■ **Aim of the task**
Type out the data exactly as given. Skip any image.
** start of Exercise material **
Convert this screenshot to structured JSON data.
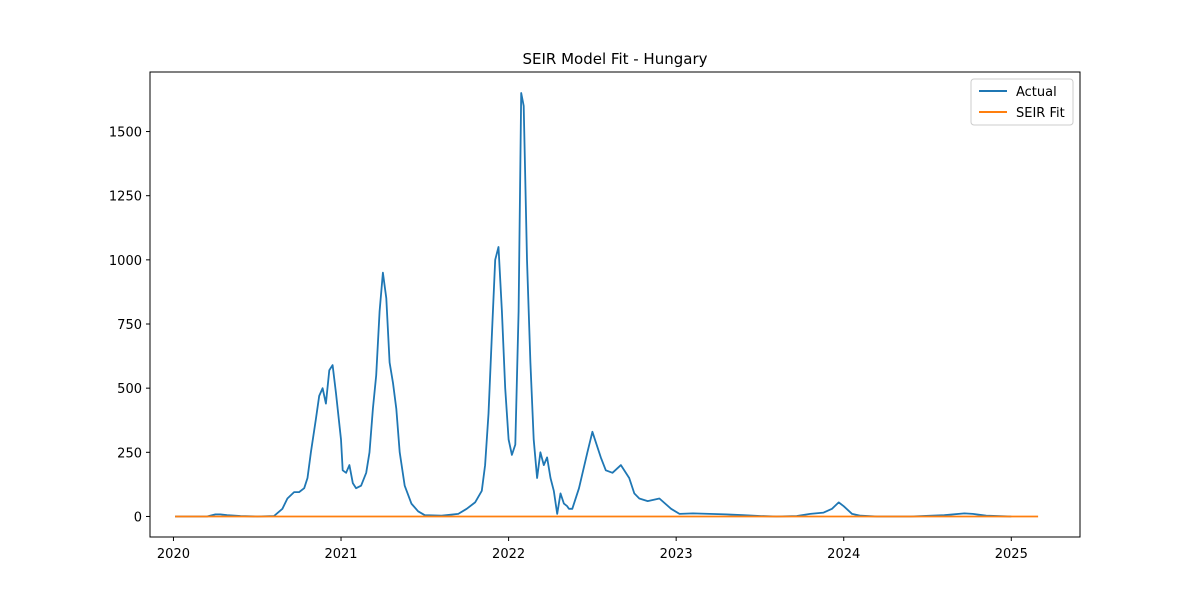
{
  "chart_data": {
    "type": "line",
    "title": "SEIR Model Fit - Hungary",
    "xlabel": "",
    "ylabel": "",
    "xlim": [
      2019.86,
      2025.41
    ],
    "ylim": [
      -80,
      1732
    ],
    "x_ticks": [
      {
        "value": 2020,
        "label": "2020"
      },
      {
        "value": 2021,
        "label": "2021"
      },
      {
        "value": 2022,
        "label": "2022"
      },
      {
        "value": 2023,
        "label": "2023"
      },
      {
        "value": 2024,
        "label": "2024"
      },
      {
        "value": 2025,
        "label": "2025"
      }
    ],
    "y_ticks": [
      {
        "value": 0,
        "label": "0"
      },
      {
        "value": 250,
        "label": "250"
      },
      {
        "value": 500,
        "label": "500"
      },
      {
        "value": 750,
        "label": "750"
      },
      {
        "value": 1000,
        "label": "1000"
      },
      {
        "value": 1250,
        "label": "1250"
      },
      {
        "value": 1500,
        "label": "1500"
      }
    ],
    "grid": false,
    "legend_position": "top-right",
    "series": [
      {
        "name": "Actual",
        "color": "#1f77b4",
        "x": [
          2020.01,
          2020.2,
          2020.25,
          2020.28,
          2020.32,
          2020.4,
          2020.5,
          2020.6,
          2020.65,
          2020.68,
          2020.72,
          2020.75,
          2020.78,
          2020.8,
          2020.82,
          2020.85,
          2020.87,
          2020.89,
          2020.91,
          2020.93,
          2020.95,
          2020.97,
          2021.0,
          2021.01,
          2021.03,
          2021.05,
          2021.07,
          2021.09,
          2021.12,
          2021.15,
          2021.17,
          2021.19,
          2021.21,
          2021.23,
          2021.25,
          2021.27,
          2021.29,
          2021.31,
          2021.33,
          2021.35,
          2021.38,
          2021.42,
          2021.46,
          2021.5,
          2021.6,
          2021.7,
          2021.75,
          2021.8,
          2021.84,
          2021.86,
          2021.88,
          2021.9,
          2021.92,
          2021.94,
          2021.96,
          2021.98,
          2022.0,
          2022.02,
          2022.04,
          2022.06,
          2022.075,
          2022.09,
          2022.11,
          2022.13,
          2022.15,
          2022.17,
          2022.19,
          2022.21,
          2022.23,
          2022.25,
          2022.27,
          2022.29,
          2022.31,
          2022.33,
          2022.35,
          2022.36,
          2022.38,
          2022.42,
          2022.47,
          2022.5,
          2022.55,
          2022.58,
          2022.62,
          2022.67,
          2022.72,
          2022.75,
          2022.78,
          2022.83,
          2022.9,
          2022.97,
          2023.02,
          2023.1,
          2023.2,
          2023.3,
          2023.4,
          2023.5,
          2023.6,
          2023.72,
          2023.8,
          2023.88,
          2023.93,
          2023.97,
          2024.0,
          2024.05,
          2024.1,
          2024.2,
          2024.4,
          2024.6,
          2024.72,
          2024.77,
          2024.85,
          2025.0
        ],
        "y": [
          0,
          0,
          8,
          8,
          5,
          2,
          0,
          2,
          30,
          70,
          95,
          95,
          110,
          150,
          250,
          380,
          470,
          500,
          440,
          570,
          590,
          480,
          300,
          180,
          170,
          200,
          130,
          110,
          120,
          170,
          250,
          420,
          550,
          800,
          950,
          850,
          600,
          520,
          420,
          250,
          120,
          50,
          20,
          5,
          3,
          10,
          30,
          55,
          100,
          200,
          400,
          700,
          1000,
          1050,
          800,
          500,
          300,
          240,
          280,
          800,
          1650,
          1600,
          1000,
          600,
          300,
          150,
          250,
          200,
          230,
          150,
          100,
          10,
          90,
          50,
          40,
          30,
          30,
          110,
          250,
          330,
          230,
          180,
          170,
          200,
          150,
          90,
          70,
          60,
          70,
          30,
          10,
          12,
          10,
          8,
          5,
          2,
          0,
          2,
          10,
          15,
          30,
          55,
          40,
          10,
          3,
          0,
          0,
          5,
          12,
          10,
          3,
          0
        ]
      },
      {
        "name": "SEIR Fit",
        "color": "#ff7f0e",
        "x": [
          2020.01,
          2025.16
        ],
        "y": [
          0,
          0
        ]
      }
    ]
  }
}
** end of Exercise material **
■ **Exercise output**
Convert this screenshot to structured JSON data.
{
  "chart_data": {
    "type": "line",
    "title": "SEIR Model Fit - Hungary",
    "xlabel": "",
    "ylabel": "",
    "xlim": [
      2019.86,
      2025.41
    ],
    "ylim": [
      -80,
      1732
    ],
    "x_ticks": [
      {
        "value": 2020,
        "label": "2020"
      },
      {
        "value": 2021,
        "label": "2021"
      },
      {
        "value": 2022,
        "label": "2022"
      },
      {
        "value": 2023,
        "label": "2023"
      },
      {
        "value": 2024,
        "label": "2024"
      },
      {
        "value": 2025,
        "label": "2025"
      }
    ],
    "y_ticks": [
      {
        "value": 0,
        "label": "0"
      },
      {
        "value": 250,
        "label": "250"
      },
      {
        "value": 500,
        "label": "500"
      },
      {
        "value": 750,
        "label": "750"
      },
      {
        "value": 1000,
        "label": "1000"
      },
      {
        "value": 1250,
        "label": "1250"
      },
      {
        "value": 1500,
        "label": "1500"
      }
    ],
    "grid": false,
    "legend_position": "top-right",
    "series": [
      {
        "name": "Actual",
        "color": "#1f77b4",
        "x": [
          2020.01,
          2020.2,
          2020.25,
          2020.28,
          2020.32,
          2020.4,
          2020.5,
          2020.6,
          2020.65,
          2020.68,
          2020.72,
          2020.75,
          2020.78,
          2020.8,
          2020.82,
          2020.85,
          2020.87,
          2020.89,
          2020.91,
          2020.93,
          2020.95,
          2020.97,
          2021.0,
          2021.01,
          2021.03,
          2021.05,
          2021.07,
          2021.09,
          2021.12,
          2021.15,
          2021.17,
          2021.19,
          2021.21,
          2021.23,
          2021.25,
          2021.27,
          2021.29,
          2021.31,
          2021.33,
          2021.35,
          2021.38,
          2021.42,
          2021.46,
          2021.5,
          2021.6,
          2021.7,
          2021.75,
          2021.8,
          2021.84,
          2021.86,
          2021.88,
          2021.9,
          2021.92,
          2021.94,
          2021.96,
          2021.98,
          2022.0,
          2022.02,
          2022.04,
          2022.06,
          2022.075,
          2022.09,
          2022.11,
          2022.13,
          2022.15,
          2022.17,
          2022.19,
          2022.21,
          2022.23,
          2022.25,
          2022.27,
          2022.29,
          2022.31,
          2022.33,
          2022.35,
          2022.36,
          2022.38,
          2022.42,
          2022.47,
          2022.5,
          2022.55,
          2022.58,
          2022.62,
          2022.67,
          2022.72,
          2022.75,
          2022.78,
          2022.83,
          2022.9,
          2022.97,
          2023.02,
          2023.1,
          2023.2,
          2023.3,
          2023.4,
          2023.5,
          2023.6,
          2023.72,
          2023.8,
          2023.88,
          2023.93,
          2023.97,
          2024.0,
          2024.05,
          2024.1,
          2024.2,
          2024.4,
          2024.6,
          2024.72,
          2024.77,
          2024.85,
          2025.0
        ],
        "y": [
          0,
          0,
          8,
          8,
          5,
          2,
          0,
          2,
          30,
          70,
          95,
          95,
          110,
          150,
          250,
          380,
          470,
          500,
          440,
          570,
          590,
          480,
          300,
          180,
          170,
          200,
          130,
          110,
          120,
          170,
          250,
          420,
          550,
          800,
          950,
          850,
          600,
          520,
          420,
          250,
          120,
          50,
          20,
          5,
          3,
          10,
          30,
          55,
          100,
          200,
          400,
          700,
          1000,
          1050,
          800,
          500,
          300,
          240,
          280,
          800,
          1650,
          1600,
          1000,
          600,
          300,
          150,
          250,
          200,
          230,
          150,
          100,
          10,
          90,
          50,
          40,
          30,
          30,
          110,
          250,
          330,
          230,
          180,
          170,
          200,
          150,
          90,
          70,
          60,
          70,
          30,
          10,
          12,
          10,
          8,
          5,
          2,
          0,
          2,
          10,
          15,
          30,
          55,
          40,
          10,
          3,
          0,
          0,
          5,
          12,
          10,
          3,
          0
        ]
      },
      {
        "name": "SEIR Fit",
        "color": "#ff7f0e",
        "x": [
          2020.01,
          2025.16
        ],
        "y": [
          0,
          0
        ]
      }
    ]
  }
}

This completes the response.